## DATA
········

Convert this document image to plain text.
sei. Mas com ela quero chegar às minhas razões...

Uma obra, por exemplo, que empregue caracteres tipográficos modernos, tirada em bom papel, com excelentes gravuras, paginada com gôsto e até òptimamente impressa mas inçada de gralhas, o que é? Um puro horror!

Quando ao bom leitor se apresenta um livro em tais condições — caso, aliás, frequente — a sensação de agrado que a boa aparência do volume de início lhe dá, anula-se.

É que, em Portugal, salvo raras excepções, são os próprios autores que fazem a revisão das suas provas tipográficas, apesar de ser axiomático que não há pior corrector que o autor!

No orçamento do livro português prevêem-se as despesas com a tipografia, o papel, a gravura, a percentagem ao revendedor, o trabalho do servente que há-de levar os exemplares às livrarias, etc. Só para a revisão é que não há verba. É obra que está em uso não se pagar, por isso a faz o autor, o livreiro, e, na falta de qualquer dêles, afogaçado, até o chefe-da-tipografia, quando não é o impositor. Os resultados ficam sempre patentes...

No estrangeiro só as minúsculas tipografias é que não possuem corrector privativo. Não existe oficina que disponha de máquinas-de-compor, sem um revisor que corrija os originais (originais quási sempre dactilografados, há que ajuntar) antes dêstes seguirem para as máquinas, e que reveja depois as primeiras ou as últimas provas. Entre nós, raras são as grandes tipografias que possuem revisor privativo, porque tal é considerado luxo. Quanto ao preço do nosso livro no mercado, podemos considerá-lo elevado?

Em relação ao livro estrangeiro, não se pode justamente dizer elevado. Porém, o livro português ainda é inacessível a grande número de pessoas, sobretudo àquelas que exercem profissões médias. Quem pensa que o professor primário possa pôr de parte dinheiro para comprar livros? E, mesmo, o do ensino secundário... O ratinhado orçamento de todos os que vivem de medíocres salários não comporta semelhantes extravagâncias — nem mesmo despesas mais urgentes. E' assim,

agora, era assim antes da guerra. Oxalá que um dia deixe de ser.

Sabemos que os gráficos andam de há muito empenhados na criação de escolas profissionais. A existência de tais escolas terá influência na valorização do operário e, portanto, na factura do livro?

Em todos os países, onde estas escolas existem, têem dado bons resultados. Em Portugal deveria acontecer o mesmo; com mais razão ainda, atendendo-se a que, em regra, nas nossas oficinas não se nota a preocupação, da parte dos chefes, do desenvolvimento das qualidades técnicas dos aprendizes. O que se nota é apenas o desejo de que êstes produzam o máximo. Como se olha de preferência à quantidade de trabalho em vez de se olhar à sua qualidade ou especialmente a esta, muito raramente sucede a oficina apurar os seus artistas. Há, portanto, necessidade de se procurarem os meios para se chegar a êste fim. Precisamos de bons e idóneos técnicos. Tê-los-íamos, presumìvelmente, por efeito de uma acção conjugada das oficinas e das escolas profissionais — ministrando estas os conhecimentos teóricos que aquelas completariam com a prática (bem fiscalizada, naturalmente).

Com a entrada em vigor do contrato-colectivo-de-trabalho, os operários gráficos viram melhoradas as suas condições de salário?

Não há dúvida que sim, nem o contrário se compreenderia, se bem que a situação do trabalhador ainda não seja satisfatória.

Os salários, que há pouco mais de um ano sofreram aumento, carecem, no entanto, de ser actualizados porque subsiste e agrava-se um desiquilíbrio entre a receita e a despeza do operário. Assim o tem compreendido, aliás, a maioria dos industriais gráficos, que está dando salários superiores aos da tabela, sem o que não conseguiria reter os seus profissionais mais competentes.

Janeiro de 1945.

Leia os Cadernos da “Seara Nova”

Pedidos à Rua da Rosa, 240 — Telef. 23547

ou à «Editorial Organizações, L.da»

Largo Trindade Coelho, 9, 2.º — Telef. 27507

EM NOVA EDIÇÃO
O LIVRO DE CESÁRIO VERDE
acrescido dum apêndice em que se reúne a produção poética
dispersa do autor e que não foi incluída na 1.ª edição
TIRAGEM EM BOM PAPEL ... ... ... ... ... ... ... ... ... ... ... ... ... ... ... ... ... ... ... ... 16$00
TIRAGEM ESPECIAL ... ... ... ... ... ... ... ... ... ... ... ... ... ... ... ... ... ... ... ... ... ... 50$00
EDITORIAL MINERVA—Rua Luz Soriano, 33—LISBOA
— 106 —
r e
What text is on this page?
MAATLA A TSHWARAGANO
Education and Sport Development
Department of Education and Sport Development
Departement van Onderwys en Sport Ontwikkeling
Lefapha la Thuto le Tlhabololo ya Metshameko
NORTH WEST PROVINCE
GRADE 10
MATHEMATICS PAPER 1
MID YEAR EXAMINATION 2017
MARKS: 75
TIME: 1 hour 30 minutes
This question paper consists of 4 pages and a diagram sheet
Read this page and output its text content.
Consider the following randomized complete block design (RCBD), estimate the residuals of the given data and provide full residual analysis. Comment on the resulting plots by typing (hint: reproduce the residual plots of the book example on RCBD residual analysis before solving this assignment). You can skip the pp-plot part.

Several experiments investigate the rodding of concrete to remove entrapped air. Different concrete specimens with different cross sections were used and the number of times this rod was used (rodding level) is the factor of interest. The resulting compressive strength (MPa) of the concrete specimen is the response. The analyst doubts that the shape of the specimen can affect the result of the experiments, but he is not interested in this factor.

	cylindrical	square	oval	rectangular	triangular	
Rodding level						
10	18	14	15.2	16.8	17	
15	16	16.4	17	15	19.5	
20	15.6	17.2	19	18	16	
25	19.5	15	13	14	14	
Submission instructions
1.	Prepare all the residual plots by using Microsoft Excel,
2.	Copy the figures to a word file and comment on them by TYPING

········

Examine the data above and state how many of its lines contain the word "aliás", with no further remarks.

2